STORED ROWS:
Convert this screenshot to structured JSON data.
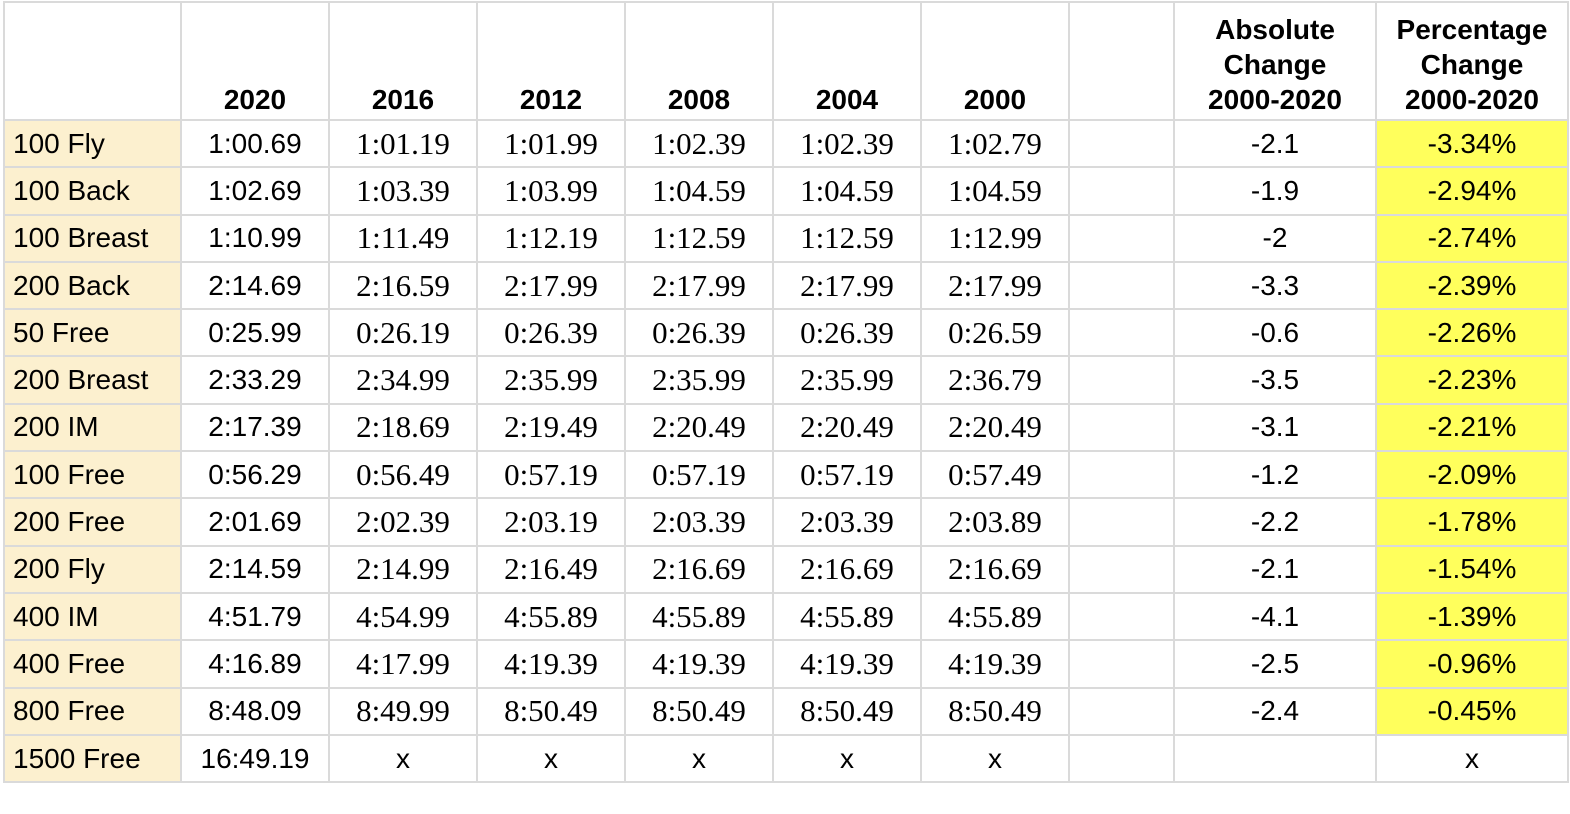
{
  "header": {
    "years": [
      "2020",
      "2016",
      "2012",
      "2008",
      "2004",
      "2000"
    ],
    "absolute_change": [
      "Absolute",
      "Change",
      "2000-2020"
    ],
    "percentage_change": [
      "Percentage",
      "Change",
      "2000-2020"
    ]
  },
  "rows": [
    {
      "event": "100 Fly",
      "times": [
        "1:00.69",
        "1:01.19",
        "1:01.99",
        "1:02.39",
        "1:02.39",
        "1:02.79"
      ],
      "abs": "-2.1",
      "pct": "-3.34%"
    },
    {
      "event": "100 Back",
      "times": [
        "1:02.69",
        "1:03.39",
        "1:03.99",
        "1:04.59",
        "1:04.59",
        "1:04.59"
      ],
      "abs": "-1.9",
      "pct": "-2.94%"
    },
    {
      "event": "100 Breast",
      "times": [
        "1:10.99",
        "1:11.49",
        "1:12.19",
        "1:12.59",
        "1:12.59",
        "1:12.99"
      ],
      "abs": "-2",
      "pct": "-2.74%"
    },
    {
      "event": "200 Back",
      "times": [
        "2:14.69",
        "2:16.59",
        "2:17.99",
        "2:17.99",
        "2:17.99",
        "2:17.99"
      ],
      "abs": "-3.3",
      "pct": "-2.39%"
    },
    {
      "event": "50 Free",
      "times": [
        "0:25.99",
        "0:26.19",
        "0:26.39",
        "0:26.39",
        "0:26.39",
        "0:26.59"
      ],
      "abs": "-0.6",
      "pct": "-2.26%"
    },
    {
      "event": "200 Breast",
      "times": [
        "2:33.29",
        "2:34.99",
        "2:35.99",
        "2:35.99",
        "2:35.99",
        "2:36.79"
      ],
      "abs": "-3.5",
      "pct": "-2.23%"
    },
    {
      "event": "200 IM",
      "times": [
        "2:17.39",
        "2:18.69",
        "2:19.49",
        "2:20.49",
        "2:20.49",
        "2:20.49"
      ],
      "abs": "-3.1",
      "pct": "-2.21%"
    },
    {
      "event": "100 Free",
      "times": [
        "0:56.29",
        "0:56.49",
        "0:57.19",
        "0:57.19",
        "0:57.19",
        "0:57.49"
      ],
      "abs": "-1.2",
      "pct": "-2.09%"
    },
    {
      "event": "200 Free",
      "times": [
        "2:01.69",
        "2:02.39",
        "2:03.19",
        "2:03.39",
        "2:03.39",
        "2:03.89"
      ],
      "abs": "-2.2",
      "pct": "-1.78%"
    },
    {
      "event": "200 Fly",
      "times": [
        "2:14.59",
        "2:14.99",
        "2:16.49",
        "2:16.69",
        "2:16.69",
        "2:16.69"
      ],
      "abs": "-2.1",
      "pct": "-1.54%"
    },
    {
      "event": "400 IM",
      "times": [
        "4:51.79",
        "4:54.99",
        "4:55.89",
        "4:55.89",
        "4:55.89",
        "4:55.89"
      ],
      "abs": "-4.1",
      "pct": "-1.39%"
    },
    {
      "event": "400 Free",
      "times": [
        "4:16.89",
        "4:17.99",
        "4:19.39",
        "4:19.39",
        "4:19.39",
        "4:19.39"
      ],
      "abs": "-2.5",
      "pct": "-0.96%"
    },
    {
      "event": "800 Free",
      "times": [
        "8:48.09",
        "8:49.99",
        "8:50.49",
        "8:50.49",
        "8:50.49",
        "8:50.49"
      ],
      "abs": "-2.4",
      "pct": "-0.45%"
    },
    {
      "event": "1500 Free",
      "times": [
        "16:49.19",
        "x",
        "x",
        "x",
        "x",
        "x"
      ],
      "abs": "",
      "pct": "x"
    }
  ],
  "colors": {
    "event_column_bg": "#fcf0cf",
    "percentage_highlight": "#ffff5c",
    "grid": "#dadada"
  }
}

WHAT IS NEEDED: Exclude the pictures, and transcribe all of the material exactly.

REPLY:
Convert this screenshot to structured JSON data.
{
  "header": {
    "years": [
      "2020",
      "2016",
      "2012",
      "2008",
      "2004",
      "2000"
    ],
    "absolute_change": [
      "Absolute",
      "Change",
      "2000-2020"
    ],
    "percentage_change": [
      "Percentage",
      "Change",
      "2000-2020"
    ]
  },
  "rows": [
    {
      "event": "100 Fly",
      "times": [
        "1:00.69",
        "1:01.19",
        "1:01.99",
        "1:02.39",
        "1:02.39",
        "1:02.79"
      ],
      "abs": "-2.1",
      "pct": "-3.34%"
    },
    {
      "event": "100 Back",
      "times": [
        "1:02.69",
        "1:03.39",
        "1:03.99",
        "1:04.59",
        "1:04.59",
        "1:04.59"
      ],
      "abs": "-1.9",
      "pct": "-2.94%"
    },
    {
      "event": "100 Breast",
      "times": [
        "1:10.99",
        "1:11.49",
        "1:12.19",
        "1:12.59",
        "1:12.59",
        "1:12.99"
      ],
      "abs": "-2",
      "pct": "-2.74%"
    },
    {
      "event": "200 Back",
      "times": [
        "2:14.69",
        "2:16.59",
        "2:17.99",
        "2:17.99",
        "2:17.99",
        "2:17.99"
      ],
      "abs": "-3.3",
      "pct": "-2.39%"
    },
    {
      "event": "50 Free",
      "times": [
        "0:25.99",
        "0:26.19",
        "0:26.39",
        "0:26.39",
        "0:26.39",
        "0:26.59"
      ],
      "abs": "-0.6",
      "pct": "-2.26%"
    },
    {
      "event": "200 Breast",
      "times": [
        "2:33.29",
        "2:34.99",
        "2:35.99",
        "2:35.99",
        "2:35.99",
        "2:36.79"
      ],
      "abs": "-3.5",
      "pct": "-2.23%"
    },
    {
      "event": "200 IM",
      "times": [
        "2:17.39",
        "2:18.69",
        "2:19.49",
        "2:20.49",
        "2:20.49",
        "2:20.49"
      ],
      "abs": "-3.1",
      "pct": "-2.21%"
    },
    {
      "event": "100 Free",
      "times": [
        "0:56.29",
        "0:56.49",
        "0:57.19",
        "0:57.19",
        "0:57.19",
        "0:57.49"
      ],
      "abs": "-1.2",
      "pct": "-2.09%"
    },
    {
      "event": "200 Free",
      "times": [
        "2:01.69",
        "2:02.39",
        "2:03.19",
        "2:03.39",
        "2:03.39",
        "2:03.89"
      ],
      "abs": "-2.2",
      "pct": "-1.78%"
    },
    {
      "event": "200 Fly",
      "times": [
        "2:14.59",
        "2:14.99",
        "2:16.49",
        "2:16.69",
        "2:16.69",
        "2:16.69"
      ],
      "abs": "-2.1",
      "pct": "-1.54%"
    },
    {
      "event": "400 IM",
      "times": [
        "4:51.79",
        "4:54.99",
        "4:55.89",
        "4:55.89",
        "4:55.89",
        "4:55.89"
      ],
      "abs": "-4.1",
      "pct": "-1.39%"
    },
    {
      "event": "400 Free",
      "times": [
        "4:16.89",
        "4:17.99",
        "4:19.39",
        "4:19.39",
        "4:19.39",
        "4:19.39"
      ],
      "abs": "-2.5",
      "pct": "-0.96%"
    },
    {
      "event": "800 Free",
      "times": [
        "8:48.09",
        "8:49.99",
        "8:50.49",
        "8:50.49",
        "8:50.49",
        "8:50.49"
      ],
      "abs": "-2.4",
      "pct": "-0.45%"
    },
    {
      "event": "1500 Free",
      "times": [
        "16:49.19",
        "x",
        "x",
        "x",
        "x",
        "x"
      ],
      "abs": "",
      "pct": "x"
    }
  ],
  "colors": {
    "event_column_bg": "#fcf0cf",
    "percentage_highlight": "#ffff5c",
    "grid": "#dadada"
  }
}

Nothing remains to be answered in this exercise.